Prompt: Write out the material again word for word, dropping any images it holds.

Stored items from a collection:

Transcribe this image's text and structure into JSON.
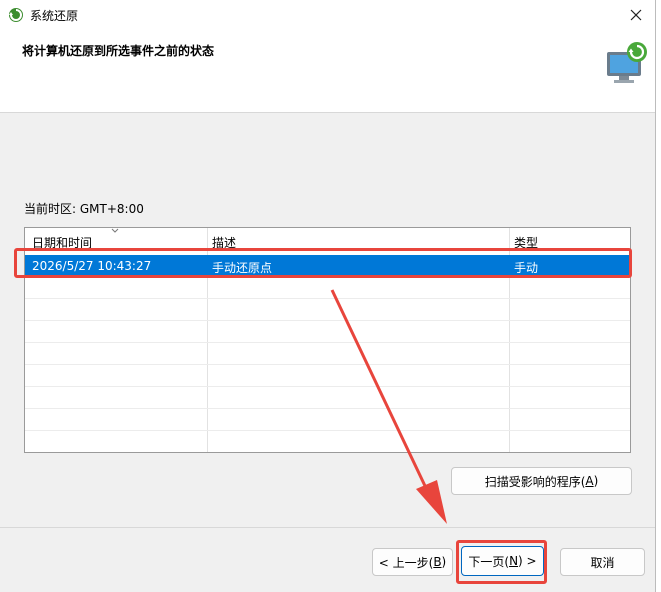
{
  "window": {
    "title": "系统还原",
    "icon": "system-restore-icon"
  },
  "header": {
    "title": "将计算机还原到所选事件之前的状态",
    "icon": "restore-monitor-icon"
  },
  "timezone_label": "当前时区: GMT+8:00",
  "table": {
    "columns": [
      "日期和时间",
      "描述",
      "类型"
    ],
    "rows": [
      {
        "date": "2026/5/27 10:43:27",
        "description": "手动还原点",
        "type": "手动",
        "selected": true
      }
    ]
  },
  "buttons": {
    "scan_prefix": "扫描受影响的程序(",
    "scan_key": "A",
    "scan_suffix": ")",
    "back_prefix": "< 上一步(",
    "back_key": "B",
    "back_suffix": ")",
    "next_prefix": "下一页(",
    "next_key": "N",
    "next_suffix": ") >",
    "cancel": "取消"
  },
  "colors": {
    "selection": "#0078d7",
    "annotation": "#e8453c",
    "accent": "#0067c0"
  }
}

Complete output:
Transcribe this image's text and structure into JSON.
{
  "window": {
    "title": "系统还原",
    "icon": "system-restore-icon"
  },
  "header": {
    "title": "将计算机还原到所选事件之前的状态",
    "icon": "restore-monitor-icon"
  },
  "timezone_label": "当前时区: GMT+8:00",
  "table": {
    "columns": [
      "日期和时间",
      "描述",
      "类型"
    ],
    "rows": [
      {
        "date": "2026/5/27 10:43:27",
        "description": "手动还原点",
        "type": "手动",
        "selected": true
      }
    ]
  },
  "buttons": {
    "scan_prefix": "扫描受影响的程序(",
    "scan_key": "A",
    "scan_suffix": ")",
    "back_prefix": "< 上一步(",
    "back_key": "B",
    "back_suffix": ")",
    "next_prefix": "下一页(",
    "next_key": "N",
    "next_suffix": ") >",
    "cancel": "取消"
  },
  "colors": {
    "selection": "#0078d7",
    "annotation": "#e8453c",
    "accent": "#0067c0"
  }
}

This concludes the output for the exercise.